___ Input ___

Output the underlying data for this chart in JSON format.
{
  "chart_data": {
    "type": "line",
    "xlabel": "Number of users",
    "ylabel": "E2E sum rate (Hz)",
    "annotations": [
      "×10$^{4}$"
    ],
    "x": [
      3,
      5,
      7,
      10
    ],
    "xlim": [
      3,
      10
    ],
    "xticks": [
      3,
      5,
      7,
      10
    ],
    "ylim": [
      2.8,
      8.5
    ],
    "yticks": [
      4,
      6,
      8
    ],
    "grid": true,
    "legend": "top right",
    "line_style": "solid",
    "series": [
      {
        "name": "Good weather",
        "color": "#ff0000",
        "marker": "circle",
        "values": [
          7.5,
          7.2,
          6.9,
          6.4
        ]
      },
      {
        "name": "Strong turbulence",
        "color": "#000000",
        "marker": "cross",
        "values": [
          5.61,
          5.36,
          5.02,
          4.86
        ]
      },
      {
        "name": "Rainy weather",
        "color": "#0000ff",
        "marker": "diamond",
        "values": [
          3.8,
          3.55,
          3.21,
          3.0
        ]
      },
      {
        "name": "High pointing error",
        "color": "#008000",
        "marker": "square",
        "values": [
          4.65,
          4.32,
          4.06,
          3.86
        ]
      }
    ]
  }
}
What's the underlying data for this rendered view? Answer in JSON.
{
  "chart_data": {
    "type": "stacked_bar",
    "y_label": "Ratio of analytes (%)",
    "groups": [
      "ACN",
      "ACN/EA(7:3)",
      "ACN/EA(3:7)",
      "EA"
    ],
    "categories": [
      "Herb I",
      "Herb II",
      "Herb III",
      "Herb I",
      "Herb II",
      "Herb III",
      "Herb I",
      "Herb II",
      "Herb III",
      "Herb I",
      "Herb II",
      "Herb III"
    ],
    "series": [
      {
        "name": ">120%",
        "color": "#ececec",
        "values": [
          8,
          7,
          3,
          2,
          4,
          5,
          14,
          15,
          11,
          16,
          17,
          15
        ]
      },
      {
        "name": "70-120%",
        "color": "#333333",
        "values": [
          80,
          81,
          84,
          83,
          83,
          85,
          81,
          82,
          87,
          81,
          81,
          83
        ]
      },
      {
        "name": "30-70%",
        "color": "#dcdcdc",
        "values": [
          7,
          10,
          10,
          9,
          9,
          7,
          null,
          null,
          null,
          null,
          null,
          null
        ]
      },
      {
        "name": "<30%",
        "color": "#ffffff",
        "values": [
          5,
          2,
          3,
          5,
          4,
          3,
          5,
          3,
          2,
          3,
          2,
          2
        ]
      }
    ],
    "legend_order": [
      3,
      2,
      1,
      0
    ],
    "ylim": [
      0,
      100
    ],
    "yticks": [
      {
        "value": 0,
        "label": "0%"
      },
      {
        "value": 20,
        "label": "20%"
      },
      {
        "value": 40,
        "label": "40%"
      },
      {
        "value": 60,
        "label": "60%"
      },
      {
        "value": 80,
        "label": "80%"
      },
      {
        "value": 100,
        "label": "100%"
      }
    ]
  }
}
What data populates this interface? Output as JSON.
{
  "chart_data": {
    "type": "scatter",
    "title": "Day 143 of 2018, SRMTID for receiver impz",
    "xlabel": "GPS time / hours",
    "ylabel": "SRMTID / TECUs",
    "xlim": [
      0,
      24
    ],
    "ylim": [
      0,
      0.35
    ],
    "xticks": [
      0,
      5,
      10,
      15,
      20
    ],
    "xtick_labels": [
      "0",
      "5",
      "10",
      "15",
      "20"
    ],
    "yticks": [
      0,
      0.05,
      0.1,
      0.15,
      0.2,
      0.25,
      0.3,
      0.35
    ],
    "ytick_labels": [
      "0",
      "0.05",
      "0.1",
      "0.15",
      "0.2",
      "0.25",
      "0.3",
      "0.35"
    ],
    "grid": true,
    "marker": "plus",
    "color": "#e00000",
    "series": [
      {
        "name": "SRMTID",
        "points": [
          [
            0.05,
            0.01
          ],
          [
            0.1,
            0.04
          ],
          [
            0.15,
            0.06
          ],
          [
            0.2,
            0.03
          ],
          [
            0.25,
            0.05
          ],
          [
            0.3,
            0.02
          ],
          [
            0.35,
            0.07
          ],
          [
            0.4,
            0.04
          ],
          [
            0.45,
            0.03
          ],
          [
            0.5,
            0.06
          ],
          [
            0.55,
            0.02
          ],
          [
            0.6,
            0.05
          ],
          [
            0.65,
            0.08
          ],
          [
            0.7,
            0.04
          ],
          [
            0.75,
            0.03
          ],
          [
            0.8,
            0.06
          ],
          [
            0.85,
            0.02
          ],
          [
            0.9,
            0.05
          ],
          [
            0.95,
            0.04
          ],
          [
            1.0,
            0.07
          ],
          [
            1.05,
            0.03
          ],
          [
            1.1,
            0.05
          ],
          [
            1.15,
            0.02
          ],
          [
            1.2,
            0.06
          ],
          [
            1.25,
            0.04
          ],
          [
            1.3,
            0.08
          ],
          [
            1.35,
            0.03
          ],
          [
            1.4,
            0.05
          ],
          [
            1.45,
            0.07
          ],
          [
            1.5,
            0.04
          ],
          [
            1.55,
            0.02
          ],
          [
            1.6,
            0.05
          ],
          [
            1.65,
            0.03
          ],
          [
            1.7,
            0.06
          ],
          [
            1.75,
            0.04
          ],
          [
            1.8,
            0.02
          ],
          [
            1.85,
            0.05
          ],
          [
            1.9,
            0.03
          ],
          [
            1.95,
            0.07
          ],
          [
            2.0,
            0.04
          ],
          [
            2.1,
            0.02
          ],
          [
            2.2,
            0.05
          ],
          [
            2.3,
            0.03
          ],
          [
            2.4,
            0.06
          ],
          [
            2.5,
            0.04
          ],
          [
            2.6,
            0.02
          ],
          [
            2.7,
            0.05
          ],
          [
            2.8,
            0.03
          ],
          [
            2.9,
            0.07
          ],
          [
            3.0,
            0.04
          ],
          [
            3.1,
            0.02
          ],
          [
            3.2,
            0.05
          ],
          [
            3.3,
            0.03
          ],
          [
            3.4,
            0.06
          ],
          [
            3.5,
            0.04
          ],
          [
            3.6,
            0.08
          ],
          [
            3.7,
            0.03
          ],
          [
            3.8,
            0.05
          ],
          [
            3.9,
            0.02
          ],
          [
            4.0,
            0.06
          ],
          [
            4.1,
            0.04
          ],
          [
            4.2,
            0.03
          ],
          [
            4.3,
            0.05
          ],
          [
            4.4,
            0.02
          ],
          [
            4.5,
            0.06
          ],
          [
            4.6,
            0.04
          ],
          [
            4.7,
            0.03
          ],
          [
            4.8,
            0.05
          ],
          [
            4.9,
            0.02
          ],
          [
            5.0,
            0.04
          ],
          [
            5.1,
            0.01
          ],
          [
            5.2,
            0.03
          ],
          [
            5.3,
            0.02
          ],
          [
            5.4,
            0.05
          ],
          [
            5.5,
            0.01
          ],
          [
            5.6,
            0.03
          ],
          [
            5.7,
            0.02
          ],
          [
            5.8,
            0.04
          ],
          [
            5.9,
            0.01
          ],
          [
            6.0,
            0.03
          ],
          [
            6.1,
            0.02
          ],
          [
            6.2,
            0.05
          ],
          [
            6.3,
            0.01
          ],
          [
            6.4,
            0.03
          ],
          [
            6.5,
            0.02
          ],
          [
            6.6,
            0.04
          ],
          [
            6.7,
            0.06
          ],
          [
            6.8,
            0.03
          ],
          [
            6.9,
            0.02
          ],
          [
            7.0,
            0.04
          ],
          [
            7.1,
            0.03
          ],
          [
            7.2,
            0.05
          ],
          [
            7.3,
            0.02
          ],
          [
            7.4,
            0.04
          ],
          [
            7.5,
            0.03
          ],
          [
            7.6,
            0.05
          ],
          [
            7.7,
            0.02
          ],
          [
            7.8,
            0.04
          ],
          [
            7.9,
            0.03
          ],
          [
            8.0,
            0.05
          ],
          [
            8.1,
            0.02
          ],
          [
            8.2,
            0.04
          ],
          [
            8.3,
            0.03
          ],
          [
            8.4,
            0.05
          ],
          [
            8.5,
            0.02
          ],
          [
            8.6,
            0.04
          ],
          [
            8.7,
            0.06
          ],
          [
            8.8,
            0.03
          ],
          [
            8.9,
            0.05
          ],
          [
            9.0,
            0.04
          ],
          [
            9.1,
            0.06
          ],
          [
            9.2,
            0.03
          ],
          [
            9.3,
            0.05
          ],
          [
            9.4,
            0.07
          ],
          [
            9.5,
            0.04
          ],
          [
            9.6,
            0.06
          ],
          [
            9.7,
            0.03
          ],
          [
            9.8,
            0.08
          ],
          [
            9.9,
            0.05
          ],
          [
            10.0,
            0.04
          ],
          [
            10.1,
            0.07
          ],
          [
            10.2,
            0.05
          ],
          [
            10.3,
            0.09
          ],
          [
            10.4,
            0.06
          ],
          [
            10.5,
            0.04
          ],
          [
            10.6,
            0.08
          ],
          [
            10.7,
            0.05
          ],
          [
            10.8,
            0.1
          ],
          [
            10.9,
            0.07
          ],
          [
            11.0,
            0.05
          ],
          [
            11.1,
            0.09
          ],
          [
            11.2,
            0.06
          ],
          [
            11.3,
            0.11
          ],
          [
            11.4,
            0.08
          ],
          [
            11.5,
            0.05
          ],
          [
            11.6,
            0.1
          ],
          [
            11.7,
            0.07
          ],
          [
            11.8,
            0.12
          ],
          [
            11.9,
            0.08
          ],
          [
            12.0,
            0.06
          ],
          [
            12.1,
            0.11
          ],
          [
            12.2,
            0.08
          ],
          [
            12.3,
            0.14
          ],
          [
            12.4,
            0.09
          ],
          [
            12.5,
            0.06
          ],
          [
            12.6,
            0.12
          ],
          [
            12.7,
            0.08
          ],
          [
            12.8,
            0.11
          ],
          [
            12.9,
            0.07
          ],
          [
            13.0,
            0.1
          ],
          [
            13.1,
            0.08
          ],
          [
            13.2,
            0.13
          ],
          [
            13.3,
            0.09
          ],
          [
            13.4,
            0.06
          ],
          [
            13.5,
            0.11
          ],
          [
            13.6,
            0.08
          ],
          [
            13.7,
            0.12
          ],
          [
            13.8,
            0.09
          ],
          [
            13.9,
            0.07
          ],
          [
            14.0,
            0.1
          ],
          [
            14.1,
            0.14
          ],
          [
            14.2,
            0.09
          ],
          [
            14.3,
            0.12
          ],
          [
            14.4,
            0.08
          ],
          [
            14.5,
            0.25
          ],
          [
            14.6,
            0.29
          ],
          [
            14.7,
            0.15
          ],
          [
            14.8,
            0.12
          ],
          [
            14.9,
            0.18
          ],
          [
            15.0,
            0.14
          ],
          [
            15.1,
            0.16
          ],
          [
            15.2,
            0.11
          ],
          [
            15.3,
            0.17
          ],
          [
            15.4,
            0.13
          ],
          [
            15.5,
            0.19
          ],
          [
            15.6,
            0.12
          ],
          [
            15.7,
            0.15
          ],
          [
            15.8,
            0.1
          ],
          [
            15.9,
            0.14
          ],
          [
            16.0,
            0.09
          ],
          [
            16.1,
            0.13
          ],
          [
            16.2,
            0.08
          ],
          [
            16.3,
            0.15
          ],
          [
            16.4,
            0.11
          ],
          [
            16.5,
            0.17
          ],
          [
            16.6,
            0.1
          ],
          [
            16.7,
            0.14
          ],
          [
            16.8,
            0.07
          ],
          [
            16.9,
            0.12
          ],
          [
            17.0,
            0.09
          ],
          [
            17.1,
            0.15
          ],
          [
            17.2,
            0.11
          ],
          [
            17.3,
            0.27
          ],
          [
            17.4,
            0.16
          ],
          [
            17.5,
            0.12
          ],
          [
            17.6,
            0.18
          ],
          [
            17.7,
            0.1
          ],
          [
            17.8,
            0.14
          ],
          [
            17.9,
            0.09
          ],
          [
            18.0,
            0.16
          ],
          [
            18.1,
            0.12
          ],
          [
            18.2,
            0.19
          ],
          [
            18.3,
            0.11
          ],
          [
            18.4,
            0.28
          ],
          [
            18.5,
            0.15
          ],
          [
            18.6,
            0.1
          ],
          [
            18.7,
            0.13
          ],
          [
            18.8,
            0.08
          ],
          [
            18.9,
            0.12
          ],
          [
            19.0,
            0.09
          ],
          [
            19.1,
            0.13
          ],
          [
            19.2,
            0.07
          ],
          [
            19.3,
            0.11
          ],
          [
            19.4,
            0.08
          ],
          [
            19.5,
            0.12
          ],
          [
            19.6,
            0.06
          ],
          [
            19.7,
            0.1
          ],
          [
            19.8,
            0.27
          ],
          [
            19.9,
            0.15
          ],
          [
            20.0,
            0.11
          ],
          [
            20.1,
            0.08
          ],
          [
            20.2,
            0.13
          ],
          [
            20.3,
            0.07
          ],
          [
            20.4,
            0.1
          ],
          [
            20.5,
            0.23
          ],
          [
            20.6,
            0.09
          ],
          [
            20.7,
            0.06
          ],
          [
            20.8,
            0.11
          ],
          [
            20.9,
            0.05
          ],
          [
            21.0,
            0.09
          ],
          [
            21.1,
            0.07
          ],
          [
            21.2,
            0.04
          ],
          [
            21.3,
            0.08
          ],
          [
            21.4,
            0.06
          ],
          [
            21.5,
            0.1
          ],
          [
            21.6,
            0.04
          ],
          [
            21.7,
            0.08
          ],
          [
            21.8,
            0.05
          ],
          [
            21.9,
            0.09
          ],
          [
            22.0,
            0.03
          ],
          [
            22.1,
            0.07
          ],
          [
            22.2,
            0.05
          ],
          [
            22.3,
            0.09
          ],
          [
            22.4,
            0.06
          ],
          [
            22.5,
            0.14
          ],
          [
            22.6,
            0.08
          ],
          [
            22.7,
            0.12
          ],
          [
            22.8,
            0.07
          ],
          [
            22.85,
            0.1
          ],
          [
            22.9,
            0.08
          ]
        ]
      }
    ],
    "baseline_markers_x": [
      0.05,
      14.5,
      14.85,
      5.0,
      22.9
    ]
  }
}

___

Aim of the task - Your answer should be a single number: the count of lines holding the word "color".

Written reply - 9